-- SHORT PROBLEM --
Type out the records that follow, exactly as given.

------ RECORDS SHOWN

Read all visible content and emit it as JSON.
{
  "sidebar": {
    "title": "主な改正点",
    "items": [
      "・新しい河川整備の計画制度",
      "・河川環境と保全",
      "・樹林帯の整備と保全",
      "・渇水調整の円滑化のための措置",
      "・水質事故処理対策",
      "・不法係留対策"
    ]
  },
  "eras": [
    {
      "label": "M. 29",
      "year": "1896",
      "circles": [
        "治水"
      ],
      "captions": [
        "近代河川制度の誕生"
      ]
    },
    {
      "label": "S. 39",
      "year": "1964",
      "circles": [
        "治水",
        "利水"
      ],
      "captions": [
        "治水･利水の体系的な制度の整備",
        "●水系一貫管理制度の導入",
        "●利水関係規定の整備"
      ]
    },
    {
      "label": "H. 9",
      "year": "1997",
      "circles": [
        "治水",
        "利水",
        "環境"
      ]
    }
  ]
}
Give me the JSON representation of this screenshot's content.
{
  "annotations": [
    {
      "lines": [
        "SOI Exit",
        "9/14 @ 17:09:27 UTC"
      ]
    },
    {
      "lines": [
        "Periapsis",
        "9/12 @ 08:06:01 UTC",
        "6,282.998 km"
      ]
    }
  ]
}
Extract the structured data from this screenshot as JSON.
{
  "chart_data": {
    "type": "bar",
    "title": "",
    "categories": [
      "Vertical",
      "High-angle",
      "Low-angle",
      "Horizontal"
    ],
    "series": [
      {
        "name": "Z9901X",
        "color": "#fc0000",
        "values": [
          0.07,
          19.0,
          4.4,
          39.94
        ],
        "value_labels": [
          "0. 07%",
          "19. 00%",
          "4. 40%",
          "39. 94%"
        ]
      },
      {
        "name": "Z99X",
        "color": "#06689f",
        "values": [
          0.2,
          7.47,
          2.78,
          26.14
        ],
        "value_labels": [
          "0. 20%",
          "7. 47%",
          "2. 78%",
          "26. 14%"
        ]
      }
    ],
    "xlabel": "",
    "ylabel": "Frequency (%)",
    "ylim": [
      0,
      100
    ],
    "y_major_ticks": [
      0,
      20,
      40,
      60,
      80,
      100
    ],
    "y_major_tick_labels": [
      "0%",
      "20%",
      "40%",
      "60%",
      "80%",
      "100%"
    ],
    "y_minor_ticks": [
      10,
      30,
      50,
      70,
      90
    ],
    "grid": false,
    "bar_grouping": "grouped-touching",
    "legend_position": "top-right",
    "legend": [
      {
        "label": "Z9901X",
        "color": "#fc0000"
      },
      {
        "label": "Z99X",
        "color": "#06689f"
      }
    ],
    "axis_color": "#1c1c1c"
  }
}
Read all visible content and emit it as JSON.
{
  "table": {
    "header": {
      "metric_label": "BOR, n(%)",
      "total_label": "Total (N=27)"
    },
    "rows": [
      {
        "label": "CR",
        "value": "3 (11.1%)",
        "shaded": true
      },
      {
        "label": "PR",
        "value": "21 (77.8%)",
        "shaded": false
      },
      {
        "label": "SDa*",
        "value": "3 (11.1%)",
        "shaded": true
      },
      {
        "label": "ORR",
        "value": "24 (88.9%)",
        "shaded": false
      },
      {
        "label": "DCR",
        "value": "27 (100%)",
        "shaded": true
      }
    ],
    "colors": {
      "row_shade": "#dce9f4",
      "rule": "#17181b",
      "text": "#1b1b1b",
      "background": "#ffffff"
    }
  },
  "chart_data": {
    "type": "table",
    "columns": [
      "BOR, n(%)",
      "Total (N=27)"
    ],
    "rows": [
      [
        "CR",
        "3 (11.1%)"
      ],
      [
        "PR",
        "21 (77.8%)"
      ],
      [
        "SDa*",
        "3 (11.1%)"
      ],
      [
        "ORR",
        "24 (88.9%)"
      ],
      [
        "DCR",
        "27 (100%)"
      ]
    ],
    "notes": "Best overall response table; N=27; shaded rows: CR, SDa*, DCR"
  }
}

------------

-- FULL ANSWER --
Read all visible content and emit it as JSON.
{
  "sidebar": {
    "title": "主な改正点",
    "items": [
      "・新しい河川整備の計画制度",
      "・河川環境と保全",
      "・樹林帯の整備と保全",
      "・渇水調整の円滑化のための措置",
      "・水質事故処理対策",
      "・不法係留対策"
    ]
  },
  "eras": [
    {
      "label": "M. 29",
      "year": "1896",
      "circles": [
        "治水"
      ],
      "captions": [
        "近代河川制度の誕生"
      ]
    },
    {
      "label": "S. 39",
      "year": "1964",
      "circles": [
        "治水",
        "利水"
      ],
      "captions": [
        "治水･利水の体系的な制度の整備",
        "●水系一貫管理制度の導入",
        "●利水関係規定の整備"
      ]
    },
    {
      "label": "H. 9",
      "year": "1997",
      "circles": [
        "治水",
        "利水",
        "環境"
      ]
    }
  ]
}
Give me the JSON representation of this screenshot's content.
{
  "annotations": [
    {
      "lines": [
        "SOI Exit",
        "9/14 @ 17:09:27 UTC"
      ]
    },
    {
      "lines": [
        "Periapsis",
        "9/12 @ 08:06:01 UTC",
        "6,282.998 km"
      ]
    }
  ]
}
Extract the structured data from this screenshot as JSON.
{
  "chart_data": {
    "type": "bar",
    "title": "",
    "categories": [
      "Vertical",
      "High-angle",
      "Low-angle",
      "Horizontal"
    ],
    "series": [
      {
        "name": "Z9901X",
        "color": "#fc0000",
        "values": [
          0.07,
          19.0,
          4.4,
          39.94
        ],
        "value_labels": [
          "0. 07%",
          "19. 00%",
          "4. 40%",
          "39. 94%"
        ]
      },
      {
        "name": "Z99X",
        "color": "#06689f",
        "values": [
          0.2,
          7.47,
          2.78,
          26.14
        ],
        "value_labels": [
          "0. 20%",
          "7. 47%",
          "2. 78%",
          "26. 14%"
        ]
      }
    ],
    "xlabel": "",
    "ylabel": "Frequency (%)",
    "ylim": [
      0,
      100
    ],
    "y_major_ticks": [
      0,
      20,
      40,
      60,
      80,
      100
    ],
    "y_major_tick_labels": [
      "0%",
      "20%",
      "40%",
      "60%",
      "80%",
      "100%"
    ],
    "y_minor_ticks": [
      10,
      30,
      50,
      70,
      90
    ],
    "grid": false,
    "bar_grouping": "grouped-touching",
    "legend_position": "top-right",
    "legend": [
      {
        "label": "Z9901X",
        "color": "#fc0000"
      },
      {
        "label": "Z99X",
        "color": "#06689f"
      }
    ],
    "axis_color": "#1c1c1c"
  }
}
Read all visible content and emit it as JSON.
{
  "table": {
    "header": {
      "metric_label": "BOR, n(%)",
      "total_label": "Total (N=27)"
    },
    "rows": [
      {
        "label": "CR",
        "value": "3 (11.1%)",
        "shaded": true
      },
      {
        "label": "PR",
        "value": "21 (77.8%)",
        "shaded": false
      },
      {
        "label": "SDa*",
        "value": "3 (11.1%)",
        "shaded": true
      },
      {
        "label": "ORR",
        "value": "24 (88.9%)",
        "shaded": false
      },
      {
        "label": "DCR",
        "value": "27 (100%)",
        "shaded": true
      }
    ],
    "colors": {
      "row_shade": "#dce9f4",
      "rule": "#17181b",
      "text": "#1b1b1b",
      "background": "#ffffff"
    }
  },
  "chart_data": {
    "type": "table",
    "columns": [
      "BOR, n(%)",
      "Total (N=27)"
    ],
    "rows": [
      [
        "CR",
        "3 (11.1%)"
      ],
      [
        "PR",
        "21 (77.8%)"
      ],
      [
        "SDa*",
        "3 (11.1%)"
      ],
      [
        "ORR",
        "24 (88.9%)"
      ],
      [
        "DCR",
        "27 (100%)"
      ]
    ],
    "notes": "Best overall response table; N=27; shaded rows: CR, SDa*, DCR"
  }
}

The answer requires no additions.